• **What to do**
Your task is to repeat all of the data exactly while excluding the pictures.

(Excerpts from a figure dataset)
━━━━━━
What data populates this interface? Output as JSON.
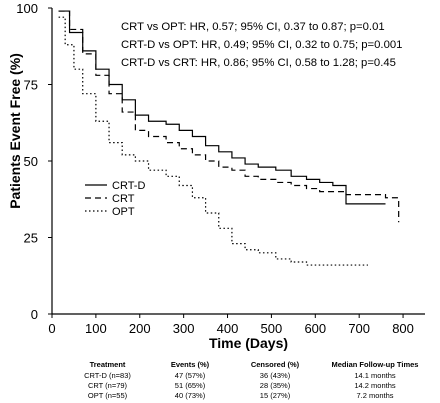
{
  "chart_data": {
    "type": "line",
    "title": "",
    "xlabel": "Time (Days)",
    "ylabel": "Patients Event Free (%)",
    "xlim": [
      0,
      850
    ],
    "ylim": [
      0,
      100
    ],
    "xticks": [
      0,
      100,
      200,
      300,
      400,
      500,
      600,
      700,
      800
    ],
    "yticks": [
      100,
      75,
      50,
      25,
      0
    ],
    "legend_position": "left",
    "annotations": [
      "CRT vs OPT: HR, 0.57; 95% CI, 0.37 to 0.87; p=0.01",
      "CRT-D vs OPT: HR, 0.49; 95% CI, 0.32 to 0.75; p=0.001",
      "CRT-D vs CRT: HR, 0.86; 95% CI, 0.58 to 1.28; p=0.45"
    ],
    "series": [
      {
        "name": "CRT-D",
        "style": "solid",
        "x": [
          15,
          40,
          70,
          100,
          130,
          160,
          190,
          220,
          260,
          290,
          320,
          350,
          380,
          410,
          440,
          470,
          510,
          545,
          580,
          610,
          640,
          670,
          700,
          760
        ],
        "values": [
          99,
          92,
          86,
          80,
          75,
          70,
          65,
          63,
          62,
          60,
          58,
          55,
          53,
          51,
          49,
          48,
          47,
          45,
          44,
          43,
          42,
          36,
          36,
          36
        ]
      },
      {
        "name": "CRT",
        "style": "dashed",
        "x": [
          15,
          40,
          70,
          100,
          130,
          160,
          190,
          220,
          260,
          290,
          320,
          350,
          380,
          410,
          440,
          470,
          510,
          545,
          580,
          610,
          640,
          670,
          700,
          760,
          790
        ],
        "values": [
          99,
          93,
          85,
          78,
          72,
          66,
          60,
          58,
          56,
          54,
          52,
          50,
          48,
          47,
          45,
          44,
          43,
          42,
          41,
          40,
          40,
          39,
          39,
          38,
          30
        ]
      },
      {
        "name": "OPT",
        "style": "dotted",
        "x": [
          15,
          30,
          50,
          70,
          100,
          130,
          160,
          190,
          220,
          260,
          290,
          320,
          350,
          380,
          410,
          440,
          470,
          510,
          545,
          580,
          640,
          700,
          720
        ],
        "values": [
          97,
          88,
          80,
          72,
          63,
          56,
          52,
          50,
          47,
          45,
          42,
          38,
          33,
          28,
          23,
          21,
          20,
          18,
          17,
          16,
          16,
          16,
          16
        ]
      }
    ]
  },
  "table": {
    "headers": [
      "Treatment",
      "Events (%)",
      "Censored (%)",
      "Median Follow-up Times"
    ],
    "rows": [
      [
        "CRT-D (n=83)",
        "47 (57%)",
        "36 (43%)",
        "14.1 months"
      ],
      [
        "CRT (n=79)",
        "51 (65%)",
        "28 (35%)",
        "14.2 months"
      ],
      [
        "OPT (n=55)",
        "40 (73%)",
        "15 (27%)",
        "7.2 months"
      ]
    ]
  }
}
━━━━━━
• **Answer box**
What data populates this interface? Output as JSON.
{
  "chart_data": {
    "type": "line",
    "title": "",
    "xlabel": "Time (Days)",
    "ylabel": "Patients Event Free (%)",
    "xlim": [
      0,
      850
    ],
    "ylim": [
      0,
      100
    ],
    "xticks": [
      0,
      100,
      200,
      300,
      400,
      500,
      600,
      700,
      800
    ],
    "yticks": [
      100,
      75,
      50,
      25,
      0
    ],
    "legend_position": "left",
    "annotations": [
      "CRT vs OPT: HR, 0.57; 95% CI, 0.37 to 0.87; p=0.01",
      "CRT-D vs OPT: HR, 0.49; 95% CI, 0.32 to 0.75; p=0.001",
      "CRT-D vs CRT: HR, 0.86; 95% CI, 0.58 to 1.28; p=0.45"
    ],
    "series": [
      {
        "name": "CRT-D",
        "style": "solid",
        "x": [
          15,
          40,
          70,
          100,
          130,
          160,
          190,
          220,
          260,
          290,
          320,
          350,
          380,
          410,
          440,
          470,
          510,
          545,
          580,
          610,
          640,
          670,
          700,
          760
        ],
        "values": [
          99,
          92,
          86,
          80,
          75,
          70,
          65,
          63,
          62,
          60,
          58,
          55,
          53,
          51,
          49,
          48,
          47,
          45,
          44,
          43,
          42,
          36,
          36,
          36
        ]
      },
      {
        "name": "CRT",
        "style": "dashed",
        "x": [
          15,
          40,
          70,
          100,
          130,
          160,
          190,
          220,
          260,
          290,
          320,
          350,
          380,
          410,
          440,
          470,
          510,
          545,
          580,
          610,
          640,
          670,
          700,
          760,
          790
        ],
        "values": [
          99,
          93,
          85,
          78,
          72,
          66,
          60,
          58,
          56,
          54,
          52,
          50,
          48,
          47,
          45,
          44,
          43,
          42,
          41,
          40,
          40,
          39,
          39,
          38,
          30
        ]
      },
      {
        "name": "OPT",
        "style": "dotted",
        "x": [
          15,
          30,
          50,
          70,
          100,
          130,
          160,
          190,
          220,
          260,
          290,
          320,
          350,
          380,
          410,
          440,
          470,
          510,
          545,
          580,
          640,
          700,
          720
        ],
        "values": [
          97,
          88,
          80,
          72,
          63,
          56,
          52,
          50,
          47,
          45,
          42,
          38,
          33,
          28,
          23,
          21,
          20,
          18,
          17,
          16,
          16,
          16,
          16
        ]
      }
    ]
  },
  "table": {
    "headers": [
      "Treatment",
      "Events (%)",
      "Censored (%)",
      "Median Follow-up Times"
    ],
    "rows": [
      [
        "CRT-D (n=83)",
        "47 (57%)",
        "36 (43%)",
        "14.1 months"
      ],
      [
        "CRT (n=79)",
        "51 (65%)",
        "28 (35%)",
        "14.2 months"
      ],
      [
        "OPT (n=55)",
        "40 (73%)",
        "15 (27%)",
        "7.2 months"
      ]
    ]
  }
}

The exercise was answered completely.